> [GIVEN TEXT]
[start]

This is Us!

We are here to bring you our life through food. Especially Italian food. You can learn more about us here.


To-may-to, To-mah-to by John Iaciofano

Tomatoes, you see, are so very sick...
With colors so bright, and a versatile shtick.
Grow them yourself, or buy in a store,
These plump rosy dumplings, I truly adore.
Whether sliced or crushed, cooked, or fried.
There's just no wrong way, they can be applied!
Is it a vegetable, or is it a fruit?
To me that is such, a pointless dispute.
But if made to pick, its optimal form
My choice would be easy, please let me inform:
It wouldn't be on pasta, but that's runner up,
But tomatoes on pizza, now that is what's up.
Spread on a cloud, of freshly pressed dough,
With balls of mozzarella, to contrast its glow.
Placed in an oven, 900 degrees...
Charred to a crisp, yet soft when it's squeezed.
Cut it or fold it, there is no wrong way.
Oh Pizza, my love, I never will stray.
And god bless tomatoes, and all of their might,
For if loving you is wrong, I don't want to be right.

* The purpose of this wonderful poem will become clear very, very soon....wait for it.....

Oh Durado Me....(we review Hoboken's La Isla)

The other night, Elana and I headed to a Hoboken institution - the
cuban restaurant of La Isla - located at 104 Washington Street.  In
truth, either of us could have reviewed this restaurant without going
- we are pretty big fans of this joint and head there often - but in
an effort to maintain trust with our readers (5 and counting, plus
mom) we will only review after the experience is fresh in our heads.

While hardly a well kept secret, it still surprises me that a mention
of La Isla is sometimes met with a puzzling look by people living in
the immediate area.  Perhaps it is the basic sign that merely reads
"Restaurant" or its dingy appearance, but La Isla is one of Hoboken's
better restaurants.  Its chef, Omar Giner, was recently featured in
The Food Network's Throwdown! with Bobby Flay (and won).  And it's
authenticity is a product of proximity - Hoboken closley borders the
towns of Union City and West New York - towns with a substantial Cuban American population.  Indeed, even Zagats gives la Isla a 26 food rating (defined as "extraordinary to perfection").

Inside, it's always a lively atmosphere.  Bright colors, festive
drawings, and unique ornaments fill the cozy restaurant.  The wait
staff is in uniform - hats and neon t-shirts. There is even a sit down
bar with circular diner style stools if you wish to forego the
traditional sit down dinner.  Sitting down, my sister and I are
anxious to tear into our bottle of wine (brought from home, La Isla is
BYO) and order from the dependable menu...

[end]

> [STORED ROWS]
[start]

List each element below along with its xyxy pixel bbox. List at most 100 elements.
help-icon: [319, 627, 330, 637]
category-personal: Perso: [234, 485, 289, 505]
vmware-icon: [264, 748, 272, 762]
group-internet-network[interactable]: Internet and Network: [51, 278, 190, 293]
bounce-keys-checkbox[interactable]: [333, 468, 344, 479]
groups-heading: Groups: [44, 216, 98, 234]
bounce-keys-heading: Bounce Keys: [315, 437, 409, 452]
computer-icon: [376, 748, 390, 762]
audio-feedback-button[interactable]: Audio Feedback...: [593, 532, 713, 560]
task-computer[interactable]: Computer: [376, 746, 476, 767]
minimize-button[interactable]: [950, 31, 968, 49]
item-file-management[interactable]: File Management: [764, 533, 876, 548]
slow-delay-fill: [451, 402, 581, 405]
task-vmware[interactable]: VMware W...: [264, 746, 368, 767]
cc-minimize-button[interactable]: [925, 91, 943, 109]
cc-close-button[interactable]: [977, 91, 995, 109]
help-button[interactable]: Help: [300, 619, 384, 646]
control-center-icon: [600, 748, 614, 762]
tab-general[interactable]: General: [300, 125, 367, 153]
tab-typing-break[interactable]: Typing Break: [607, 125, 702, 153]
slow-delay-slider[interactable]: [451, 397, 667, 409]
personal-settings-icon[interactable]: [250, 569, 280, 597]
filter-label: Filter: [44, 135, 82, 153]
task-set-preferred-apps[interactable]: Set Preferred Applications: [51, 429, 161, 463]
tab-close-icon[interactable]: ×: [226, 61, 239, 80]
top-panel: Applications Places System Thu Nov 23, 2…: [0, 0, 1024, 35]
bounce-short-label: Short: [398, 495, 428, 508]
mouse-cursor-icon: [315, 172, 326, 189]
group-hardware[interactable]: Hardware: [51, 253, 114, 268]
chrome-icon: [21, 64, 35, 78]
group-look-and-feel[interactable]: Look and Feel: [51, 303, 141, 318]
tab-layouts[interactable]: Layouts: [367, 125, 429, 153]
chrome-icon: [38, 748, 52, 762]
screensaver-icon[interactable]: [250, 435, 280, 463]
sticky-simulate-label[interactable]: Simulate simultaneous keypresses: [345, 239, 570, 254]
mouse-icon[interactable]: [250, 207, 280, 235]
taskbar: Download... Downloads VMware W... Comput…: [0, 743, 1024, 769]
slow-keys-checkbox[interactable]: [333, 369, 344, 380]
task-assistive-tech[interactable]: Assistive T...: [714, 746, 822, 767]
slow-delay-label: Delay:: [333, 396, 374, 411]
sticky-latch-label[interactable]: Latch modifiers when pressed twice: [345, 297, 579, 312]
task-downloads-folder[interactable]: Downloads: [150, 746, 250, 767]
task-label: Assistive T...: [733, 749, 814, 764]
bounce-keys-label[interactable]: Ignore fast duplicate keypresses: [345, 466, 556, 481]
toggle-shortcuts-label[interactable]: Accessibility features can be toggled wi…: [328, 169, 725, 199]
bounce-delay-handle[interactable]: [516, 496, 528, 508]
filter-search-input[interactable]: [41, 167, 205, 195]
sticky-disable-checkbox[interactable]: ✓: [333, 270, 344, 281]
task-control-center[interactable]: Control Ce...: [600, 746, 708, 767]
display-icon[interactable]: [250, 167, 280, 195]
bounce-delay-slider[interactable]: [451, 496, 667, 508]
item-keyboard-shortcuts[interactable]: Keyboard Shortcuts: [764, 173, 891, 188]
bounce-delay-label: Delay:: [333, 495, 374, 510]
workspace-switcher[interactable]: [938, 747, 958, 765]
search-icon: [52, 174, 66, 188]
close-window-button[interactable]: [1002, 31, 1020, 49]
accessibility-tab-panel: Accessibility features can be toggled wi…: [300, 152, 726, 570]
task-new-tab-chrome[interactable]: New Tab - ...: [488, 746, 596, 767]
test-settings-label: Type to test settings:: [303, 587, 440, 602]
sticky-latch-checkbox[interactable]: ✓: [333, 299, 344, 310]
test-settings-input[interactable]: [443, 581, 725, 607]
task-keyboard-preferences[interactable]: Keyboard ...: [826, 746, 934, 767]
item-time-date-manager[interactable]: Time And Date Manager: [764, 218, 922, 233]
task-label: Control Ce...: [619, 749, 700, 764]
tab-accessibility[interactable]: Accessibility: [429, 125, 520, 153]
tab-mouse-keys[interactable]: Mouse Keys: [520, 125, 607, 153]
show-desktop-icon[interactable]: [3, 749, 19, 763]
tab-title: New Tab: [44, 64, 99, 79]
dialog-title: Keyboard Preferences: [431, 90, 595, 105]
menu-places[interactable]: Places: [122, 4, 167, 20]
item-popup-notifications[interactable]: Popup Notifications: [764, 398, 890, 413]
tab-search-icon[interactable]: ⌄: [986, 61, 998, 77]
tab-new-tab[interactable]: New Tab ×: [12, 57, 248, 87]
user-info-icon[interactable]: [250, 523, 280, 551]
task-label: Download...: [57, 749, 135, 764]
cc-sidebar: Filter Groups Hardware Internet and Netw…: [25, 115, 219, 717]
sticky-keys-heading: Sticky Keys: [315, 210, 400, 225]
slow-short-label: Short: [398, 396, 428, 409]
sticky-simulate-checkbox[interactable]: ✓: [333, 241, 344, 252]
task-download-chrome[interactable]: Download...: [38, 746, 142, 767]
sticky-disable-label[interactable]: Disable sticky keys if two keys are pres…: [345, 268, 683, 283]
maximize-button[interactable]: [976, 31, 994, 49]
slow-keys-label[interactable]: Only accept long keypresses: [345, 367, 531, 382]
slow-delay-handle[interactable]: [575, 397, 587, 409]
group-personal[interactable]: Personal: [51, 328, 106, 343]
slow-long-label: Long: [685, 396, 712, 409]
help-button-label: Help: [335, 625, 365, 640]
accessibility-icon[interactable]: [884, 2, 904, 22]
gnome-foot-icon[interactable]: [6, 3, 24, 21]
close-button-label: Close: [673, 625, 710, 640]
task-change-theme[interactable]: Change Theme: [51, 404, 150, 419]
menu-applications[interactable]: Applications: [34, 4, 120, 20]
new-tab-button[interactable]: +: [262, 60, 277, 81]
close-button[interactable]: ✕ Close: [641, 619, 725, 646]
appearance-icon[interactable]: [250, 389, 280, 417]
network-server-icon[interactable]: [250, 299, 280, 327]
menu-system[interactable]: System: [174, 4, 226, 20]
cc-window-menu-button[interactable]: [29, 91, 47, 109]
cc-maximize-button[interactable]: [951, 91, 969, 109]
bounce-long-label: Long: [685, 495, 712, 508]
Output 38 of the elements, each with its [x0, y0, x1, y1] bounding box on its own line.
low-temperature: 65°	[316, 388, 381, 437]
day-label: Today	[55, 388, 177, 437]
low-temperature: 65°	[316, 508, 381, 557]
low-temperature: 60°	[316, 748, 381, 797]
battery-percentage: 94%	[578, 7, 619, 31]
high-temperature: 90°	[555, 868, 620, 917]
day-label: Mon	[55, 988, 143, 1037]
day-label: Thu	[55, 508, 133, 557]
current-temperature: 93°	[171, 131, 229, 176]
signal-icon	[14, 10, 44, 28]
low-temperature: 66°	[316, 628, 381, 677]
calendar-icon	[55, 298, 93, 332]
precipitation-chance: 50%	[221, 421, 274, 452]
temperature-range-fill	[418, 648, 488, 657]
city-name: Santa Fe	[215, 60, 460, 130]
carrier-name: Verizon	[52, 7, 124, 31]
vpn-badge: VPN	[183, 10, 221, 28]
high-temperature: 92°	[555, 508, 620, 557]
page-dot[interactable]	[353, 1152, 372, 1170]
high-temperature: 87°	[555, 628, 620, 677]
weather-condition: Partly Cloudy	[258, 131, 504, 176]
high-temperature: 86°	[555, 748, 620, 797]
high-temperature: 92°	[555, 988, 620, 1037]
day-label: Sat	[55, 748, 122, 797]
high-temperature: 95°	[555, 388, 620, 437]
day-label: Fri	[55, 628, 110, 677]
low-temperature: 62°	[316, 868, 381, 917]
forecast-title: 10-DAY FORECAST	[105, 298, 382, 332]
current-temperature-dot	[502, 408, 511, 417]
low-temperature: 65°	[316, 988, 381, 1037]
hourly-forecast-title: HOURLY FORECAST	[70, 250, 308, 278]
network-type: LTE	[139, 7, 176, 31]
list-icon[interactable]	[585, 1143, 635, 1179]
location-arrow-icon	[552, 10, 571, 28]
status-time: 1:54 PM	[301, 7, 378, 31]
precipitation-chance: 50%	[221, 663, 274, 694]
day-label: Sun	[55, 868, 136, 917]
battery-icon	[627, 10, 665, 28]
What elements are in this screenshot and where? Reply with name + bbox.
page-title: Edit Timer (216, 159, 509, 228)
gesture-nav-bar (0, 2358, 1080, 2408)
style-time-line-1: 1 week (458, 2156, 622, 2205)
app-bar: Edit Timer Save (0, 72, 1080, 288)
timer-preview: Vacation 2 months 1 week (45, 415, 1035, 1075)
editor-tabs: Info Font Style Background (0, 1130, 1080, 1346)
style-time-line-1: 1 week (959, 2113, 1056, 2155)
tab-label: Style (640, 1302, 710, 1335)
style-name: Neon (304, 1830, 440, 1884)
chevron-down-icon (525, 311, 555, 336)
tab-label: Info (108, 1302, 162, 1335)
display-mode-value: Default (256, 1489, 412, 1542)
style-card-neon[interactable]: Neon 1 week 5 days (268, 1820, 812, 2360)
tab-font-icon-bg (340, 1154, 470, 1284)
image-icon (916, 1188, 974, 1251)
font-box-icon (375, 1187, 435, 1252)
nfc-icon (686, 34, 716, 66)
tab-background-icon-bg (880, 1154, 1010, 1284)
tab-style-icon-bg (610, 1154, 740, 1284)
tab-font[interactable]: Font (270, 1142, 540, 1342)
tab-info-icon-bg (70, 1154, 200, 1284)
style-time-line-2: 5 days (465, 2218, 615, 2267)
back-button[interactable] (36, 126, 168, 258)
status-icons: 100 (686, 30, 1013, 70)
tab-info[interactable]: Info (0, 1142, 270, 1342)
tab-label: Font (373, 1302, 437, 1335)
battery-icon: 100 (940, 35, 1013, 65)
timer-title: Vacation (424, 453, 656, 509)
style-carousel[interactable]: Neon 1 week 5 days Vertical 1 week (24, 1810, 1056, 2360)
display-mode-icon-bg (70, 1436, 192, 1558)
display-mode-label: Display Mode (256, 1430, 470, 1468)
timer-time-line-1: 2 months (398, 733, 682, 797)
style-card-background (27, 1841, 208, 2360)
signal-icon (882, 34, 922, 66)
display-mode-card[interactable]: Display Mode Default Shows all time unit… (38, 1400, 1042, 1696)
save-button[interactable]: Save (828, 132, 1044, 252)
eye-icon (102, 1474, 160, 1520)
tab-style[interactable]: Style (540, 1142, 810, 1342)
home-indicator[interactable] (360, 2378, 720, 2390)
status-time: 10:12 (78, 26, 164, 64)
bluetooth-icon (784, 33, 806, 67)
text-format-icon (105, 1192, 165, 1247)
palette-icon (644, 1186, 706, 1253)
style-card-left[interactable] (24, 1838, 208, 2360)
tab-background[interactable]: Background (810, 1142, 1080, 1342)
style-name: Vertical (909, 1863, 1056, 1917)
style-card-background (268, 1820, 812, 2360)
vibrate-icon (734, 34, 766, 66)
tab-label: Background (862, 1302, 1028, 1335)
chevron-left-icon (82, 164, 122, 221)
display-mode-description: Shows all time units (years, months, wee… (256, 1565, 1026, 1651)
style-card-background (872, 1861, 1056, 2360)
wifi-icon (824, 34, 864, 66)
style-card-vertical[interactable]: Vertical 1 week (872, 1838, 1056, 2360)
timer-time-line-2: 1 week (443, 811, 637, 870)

[end]

> [OBJECTIVE]
Retype the food blog passage between "Tomatoes, you see, are" and "I truly adore.", inclusive.

> [EXERCISE SOLUTION]
Tomatoes, you see, are so very sick...
With colors so bright, and a versatile shtick.
Grow them yourself, or buy in a store,
These plump rosy dumplings, I truly adore.